From the entries that follow, extract each line holding the string "ولعل".

** START OF Data in this exercise **

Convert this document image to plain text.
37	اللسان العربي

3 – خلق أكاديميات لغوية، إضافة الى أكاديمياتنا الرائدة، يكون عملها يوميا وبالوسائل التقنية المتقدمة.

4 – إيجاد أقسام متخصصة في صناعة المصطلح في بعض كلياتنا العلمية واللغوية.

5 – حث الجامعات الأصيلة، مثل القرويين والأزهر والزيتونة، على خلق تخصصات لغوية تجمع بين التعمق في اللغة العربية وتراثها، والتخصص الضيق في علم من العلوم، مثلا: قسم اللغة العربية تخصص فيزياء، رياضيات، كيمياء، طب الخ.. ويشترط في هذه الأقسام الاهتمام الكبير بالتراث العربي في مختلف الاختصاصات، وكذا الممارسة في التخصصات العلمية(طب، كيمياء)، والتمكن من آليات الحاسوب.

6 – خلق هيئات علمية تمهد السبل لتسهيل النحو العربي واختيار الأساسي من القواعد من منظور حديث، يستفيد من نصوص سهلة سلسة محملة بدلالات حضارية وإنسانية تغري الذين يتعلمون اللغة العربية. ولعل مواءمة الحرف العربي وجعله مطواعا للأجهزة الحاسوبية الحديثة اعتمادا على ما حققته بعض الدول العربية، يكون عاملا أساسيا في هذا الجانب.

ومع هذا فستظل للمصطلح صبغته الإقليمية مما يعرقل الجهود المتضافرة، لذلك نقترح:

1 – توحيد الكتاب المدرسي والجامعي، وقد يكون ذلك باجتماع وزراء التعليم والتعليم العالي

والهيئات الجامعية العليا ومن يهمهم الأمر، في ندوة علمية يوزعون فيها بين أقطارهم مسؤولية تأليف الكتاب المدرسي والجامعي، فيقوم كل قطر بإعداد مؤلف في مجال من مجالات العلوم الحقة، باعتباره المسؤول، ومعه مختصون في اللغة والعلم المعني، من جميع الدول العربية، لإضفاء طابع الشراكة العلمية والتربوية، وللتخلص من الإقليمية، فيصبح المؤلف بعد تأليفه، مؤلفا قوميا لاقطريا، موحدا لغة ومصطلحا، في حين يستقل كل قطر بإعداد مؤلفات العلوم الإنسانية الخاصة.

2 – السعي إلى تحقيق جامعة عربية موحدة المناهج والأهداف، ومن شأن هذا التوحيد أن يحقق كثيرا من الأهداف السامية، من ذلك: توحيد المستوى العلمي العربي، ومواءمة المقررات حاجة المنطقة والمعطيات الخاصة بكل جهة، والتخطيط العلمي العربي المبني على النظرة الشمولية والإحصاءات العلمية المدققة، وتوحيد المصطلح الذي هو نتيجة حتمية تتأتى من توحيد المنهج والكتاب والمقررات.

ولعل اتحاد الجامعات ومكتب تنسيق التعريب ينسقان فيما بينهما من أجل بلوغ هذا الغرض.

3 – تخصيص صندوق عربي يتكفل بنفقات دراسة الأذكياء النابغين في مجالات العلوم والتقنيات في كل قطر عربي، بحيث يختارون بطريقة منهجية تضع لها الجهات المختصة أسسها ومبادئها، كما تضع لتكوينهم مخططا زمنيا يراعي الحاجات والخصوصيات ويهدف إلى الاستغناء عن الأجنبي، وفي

** END OF Data in this exercise **

Finished answer —
6 – خلق هيئات علمية تمهد السبل لتسهيل النحو العربي واختيار الأساسي من القواعد من منظور حديث، يستفيد من نصوص سهلة سلسة محملة بدلالات حضارية وإنسانية تغري الذين يتعلمون اللغة العربية. ولعل مواءمة الحرف العربي وجعله مطواعا للأجهزة الحاسوبية الحديثة اعتمادا على ما حققته بعض الدول العربية، يكون عاملا أساسيا في هذا الجانب.
ولعل اتحاد الجامعات ومكتب تنسيق التعريب ينسقان فيما بينهما من أجل بلوغ هذا الغرض.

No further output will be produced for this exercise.